## start Material provided

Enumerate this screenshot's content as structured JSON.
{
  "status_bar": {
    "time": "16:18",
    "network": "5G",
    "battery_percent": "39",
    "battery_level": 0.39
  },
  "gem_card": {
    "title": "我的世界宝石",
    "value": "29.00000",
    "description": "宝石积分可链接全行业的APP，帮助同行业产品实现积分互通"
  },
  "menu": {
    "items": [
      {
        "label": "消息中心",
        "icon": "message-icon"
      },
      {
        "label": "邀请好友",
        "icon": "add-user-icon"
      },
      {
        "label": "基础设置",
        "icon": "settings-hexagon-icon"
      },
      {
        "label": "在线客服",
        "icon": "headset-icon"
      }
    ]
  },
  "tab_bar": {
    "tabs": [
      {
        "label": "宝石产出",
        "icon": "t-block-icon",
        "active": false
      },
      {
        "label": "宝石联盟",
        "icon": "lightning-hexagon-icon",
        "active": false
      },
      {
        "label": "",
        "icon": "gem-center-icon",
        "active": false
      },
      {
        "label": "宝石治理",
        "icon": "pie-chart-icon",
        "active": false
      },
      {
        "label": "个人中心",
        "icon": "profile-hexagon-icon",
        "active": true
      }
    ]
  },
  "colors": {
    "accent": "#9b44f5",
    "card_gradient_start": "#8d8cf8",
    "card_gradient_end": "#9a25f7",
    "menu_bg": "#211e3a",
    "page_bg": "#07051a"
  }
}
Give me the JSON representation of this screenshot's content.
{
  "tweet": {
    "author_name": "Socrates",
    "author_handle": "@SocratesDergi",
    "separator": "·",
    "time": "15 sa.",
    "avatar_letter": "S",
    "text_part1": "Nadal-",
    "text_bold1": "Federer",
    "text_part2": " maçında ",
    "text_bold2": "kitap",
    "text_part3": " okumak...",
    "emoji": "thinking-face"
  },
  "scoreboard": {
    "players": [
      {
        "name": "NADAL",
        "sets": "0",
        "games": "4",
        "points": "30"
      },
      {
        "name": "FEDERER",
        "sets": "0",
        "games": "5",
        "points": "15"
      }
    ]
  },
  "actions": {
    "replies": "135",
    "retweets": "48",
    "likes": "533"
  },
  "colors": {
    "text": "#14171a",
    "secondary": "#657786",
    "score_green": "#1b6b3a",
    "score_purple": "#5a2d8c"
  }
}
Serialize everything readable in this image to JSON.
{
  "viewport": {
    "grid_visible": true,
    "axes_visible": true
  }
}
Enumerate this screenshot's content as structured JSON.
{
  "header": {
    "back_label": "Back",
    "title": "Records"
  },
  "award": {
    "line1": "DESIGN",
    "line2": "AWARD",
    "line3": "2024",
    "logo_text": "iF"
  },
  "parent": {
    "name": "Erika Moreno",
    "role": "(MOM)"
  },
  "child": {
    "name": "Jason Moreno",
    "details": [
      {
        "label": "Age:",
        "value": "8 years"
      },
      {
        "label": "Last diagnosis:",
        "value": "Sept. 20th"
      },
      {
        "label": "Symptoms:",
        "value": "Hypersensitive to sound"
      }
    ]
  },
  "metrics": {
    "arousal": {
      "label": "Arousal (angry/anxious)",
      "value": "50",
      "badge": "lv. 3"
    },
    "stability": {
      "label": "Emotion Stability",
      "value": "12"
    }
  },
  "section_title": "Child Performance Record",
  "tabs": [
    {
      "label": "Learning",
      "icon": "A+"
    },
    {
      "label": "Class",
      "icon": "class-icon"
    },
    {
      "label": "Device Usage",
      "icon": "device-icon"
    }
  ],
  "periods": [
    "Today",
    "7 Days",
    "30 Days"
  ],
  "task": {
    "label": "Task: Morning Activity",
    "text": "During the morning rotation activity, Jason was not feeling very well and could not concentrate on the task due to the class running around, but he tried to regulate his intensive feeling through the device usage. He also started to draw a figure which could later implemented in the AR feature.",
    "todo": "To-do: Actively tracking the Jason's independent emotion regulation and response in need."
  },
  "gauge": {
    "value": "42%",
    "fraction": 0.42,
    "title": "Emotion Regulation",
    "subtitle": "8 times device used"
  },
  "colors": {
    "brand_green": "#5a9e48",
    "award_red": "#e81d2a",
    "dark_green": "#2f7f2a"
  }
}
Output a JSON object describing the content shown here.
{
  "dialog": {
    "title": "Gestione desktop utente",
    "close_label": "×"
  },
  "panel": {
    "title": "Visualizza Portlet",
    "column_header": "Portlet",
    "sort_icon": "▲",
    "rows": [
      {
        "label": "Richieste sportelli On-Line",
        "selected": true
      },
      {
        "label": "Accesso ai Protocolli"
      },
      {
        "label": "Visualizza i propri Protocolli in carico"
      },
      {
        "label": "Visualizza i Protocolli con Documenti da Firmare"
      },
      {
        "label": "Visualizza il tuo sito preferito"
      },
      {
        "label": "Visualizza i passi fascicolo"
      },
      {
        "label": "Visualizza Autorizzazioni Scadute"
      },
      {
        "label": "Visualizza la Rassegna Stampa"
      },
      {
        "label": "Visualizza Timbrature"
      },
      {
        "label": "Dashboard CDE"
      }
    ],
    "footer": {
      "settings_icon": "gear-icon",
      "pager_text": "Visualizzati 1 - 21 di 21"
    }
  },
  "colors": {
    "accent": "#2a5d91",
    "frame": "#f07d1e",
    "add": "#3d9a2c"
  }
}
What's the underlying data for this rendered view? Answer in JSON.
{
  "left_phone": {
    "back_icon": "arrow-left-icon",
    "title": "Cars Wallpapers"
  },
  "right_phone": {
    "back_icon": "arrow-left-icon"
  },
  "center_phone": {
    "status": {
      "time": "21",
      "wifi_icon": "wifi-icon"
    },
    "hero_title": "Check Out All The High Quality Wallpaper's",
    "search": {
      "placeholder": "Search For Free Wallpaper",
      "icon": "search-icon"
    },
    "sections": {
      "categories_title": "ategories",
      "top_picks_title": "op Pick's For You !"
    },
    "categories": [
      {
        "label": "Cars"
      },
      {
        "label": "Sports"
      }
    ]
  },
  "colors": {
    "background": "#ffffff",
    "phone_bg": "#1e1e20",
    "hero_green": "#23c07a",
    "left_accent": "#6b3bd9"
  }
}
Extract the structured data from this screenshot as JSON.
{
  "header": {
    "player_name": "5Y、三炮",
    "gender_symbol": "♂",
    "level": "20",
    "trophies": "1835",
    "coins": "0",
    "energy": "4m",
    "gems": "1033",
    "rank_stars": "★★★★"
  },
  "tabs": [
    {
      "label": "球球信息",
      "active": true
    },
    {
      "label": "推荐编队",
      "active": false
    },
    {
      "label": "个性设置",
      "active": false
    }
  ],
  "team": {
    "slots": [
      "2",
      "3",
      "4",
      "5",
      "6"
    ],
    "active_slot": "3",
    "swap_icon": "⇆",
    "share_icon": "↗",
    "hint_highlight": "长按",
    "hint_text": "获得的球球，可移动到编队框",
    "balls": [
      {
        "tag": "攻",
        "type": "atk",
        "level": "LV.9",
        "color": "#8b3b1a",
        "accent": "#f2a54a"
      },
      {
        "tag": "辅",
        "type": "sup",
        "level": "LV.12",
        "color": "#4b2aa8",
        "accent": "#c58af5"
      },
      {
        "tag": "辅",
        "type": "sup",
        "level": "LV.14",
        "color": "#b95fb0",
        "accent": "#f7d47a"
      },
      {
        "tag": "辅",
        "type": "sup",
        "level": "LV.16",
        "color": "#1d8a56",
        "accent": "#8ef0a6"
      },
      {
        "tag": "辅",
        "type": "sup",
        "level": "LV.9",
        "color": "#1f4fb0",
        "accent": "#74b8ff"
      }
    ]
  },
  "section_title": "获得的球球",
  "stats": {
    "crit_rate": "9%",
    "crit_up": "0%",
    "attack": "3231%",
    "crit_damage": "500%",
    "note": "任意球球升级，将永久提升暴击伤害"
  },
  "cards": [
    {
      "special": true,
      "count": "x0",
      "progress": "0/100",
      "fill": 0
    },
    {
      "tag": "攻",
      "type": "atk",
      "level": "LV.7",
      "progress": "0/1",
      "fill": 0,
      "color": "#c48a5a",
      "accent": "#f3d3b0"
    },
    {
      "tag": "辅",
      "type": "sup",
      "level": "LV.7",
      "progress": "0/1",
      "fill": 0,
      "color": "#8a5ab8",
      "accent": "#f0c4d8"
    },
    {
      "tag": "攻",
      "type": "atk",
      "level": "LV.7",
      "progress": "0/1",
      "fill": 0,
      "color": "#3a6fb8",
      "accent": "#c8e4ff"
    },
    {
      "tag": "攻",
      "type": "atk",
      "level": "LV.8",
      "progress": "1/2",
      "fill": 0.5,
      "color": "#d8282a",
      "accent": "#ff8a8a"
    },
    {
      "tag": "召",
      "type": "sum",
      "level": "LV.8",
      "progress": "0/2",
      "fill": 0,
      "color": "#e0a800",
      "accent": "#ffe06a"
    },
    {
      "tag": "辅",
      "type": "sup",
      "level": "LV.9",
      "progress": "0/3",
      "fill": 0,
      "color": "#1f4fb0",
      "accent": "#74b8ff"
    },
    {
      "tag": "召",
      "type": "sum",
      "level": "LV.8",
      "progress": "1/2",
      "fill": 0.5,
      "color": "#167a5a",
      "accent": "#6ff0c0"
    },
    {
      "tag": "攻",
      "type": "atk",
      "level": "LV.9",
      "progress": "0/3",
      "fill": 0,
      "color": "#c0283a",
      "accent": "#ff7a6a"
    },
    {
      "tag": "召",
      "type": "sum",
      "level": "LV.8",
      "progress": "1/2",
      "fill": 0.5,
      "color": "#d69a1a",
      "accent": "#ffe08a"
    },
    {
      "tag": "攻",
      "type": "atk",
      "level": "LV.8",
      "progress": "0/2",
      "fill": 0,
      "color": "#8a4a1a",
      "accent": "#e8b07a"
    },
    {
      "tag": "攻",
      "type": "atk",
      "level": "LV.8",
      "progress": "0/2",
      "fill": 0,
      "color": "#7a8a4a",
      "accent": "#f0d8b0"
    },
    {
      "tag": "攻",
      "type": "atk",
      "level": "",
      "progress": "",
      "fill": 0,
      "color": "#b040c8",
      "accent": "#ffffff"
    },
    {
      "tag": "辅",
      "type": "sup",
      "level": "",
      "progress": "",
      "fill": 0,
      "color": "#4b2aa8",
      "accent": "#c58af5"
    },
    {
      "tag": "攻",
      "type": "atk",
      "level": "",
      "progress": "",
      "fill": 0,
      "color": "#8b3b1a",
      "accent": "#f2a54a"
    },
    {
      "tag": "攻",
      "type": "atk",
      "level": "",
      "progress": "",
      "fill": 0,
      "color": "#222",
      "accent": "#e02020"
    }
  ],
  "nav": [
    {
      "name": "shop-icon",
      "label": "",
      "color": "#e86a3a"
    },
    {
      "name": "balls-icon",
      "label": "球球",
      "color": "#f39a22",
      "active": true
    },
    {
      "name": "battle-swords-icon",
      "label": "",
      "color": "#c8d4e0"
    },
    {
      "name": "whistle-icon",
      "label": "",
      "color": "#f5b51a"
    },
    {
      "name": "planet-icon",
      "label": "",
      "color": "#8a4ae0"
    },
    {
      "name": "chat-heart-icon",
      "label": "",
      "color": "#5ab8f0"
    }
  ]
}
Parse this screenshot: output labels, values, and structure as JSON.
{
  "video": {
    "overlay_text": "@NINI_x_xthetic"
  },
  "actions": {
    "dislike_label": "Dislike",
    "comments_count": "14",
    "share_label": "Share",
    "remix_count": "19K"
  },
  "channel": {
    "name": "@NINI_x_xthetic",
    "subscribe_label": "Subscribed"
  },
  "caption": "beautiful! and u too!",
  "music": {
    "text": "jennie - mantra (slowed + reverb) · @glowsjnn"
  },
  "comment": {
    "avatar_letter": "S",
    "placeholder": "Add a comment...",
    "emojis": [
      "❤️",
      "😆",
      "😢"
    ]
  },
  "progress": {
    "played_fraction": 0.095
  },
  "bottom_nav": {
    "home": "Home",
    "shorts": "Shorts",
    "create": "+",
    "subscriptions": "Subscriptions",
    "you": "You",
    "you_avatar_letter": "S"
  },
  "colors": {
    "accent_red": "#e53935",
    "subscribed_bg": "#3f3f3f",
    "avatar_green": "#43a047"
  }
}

## end Material provided

→ Problem to work on
Find the lines above that contain the word "data" and collect them.

→ Solution
What's the underlying data for this rendered view? Answer in JSON.
Extract the structured data from this screenshot as JSON.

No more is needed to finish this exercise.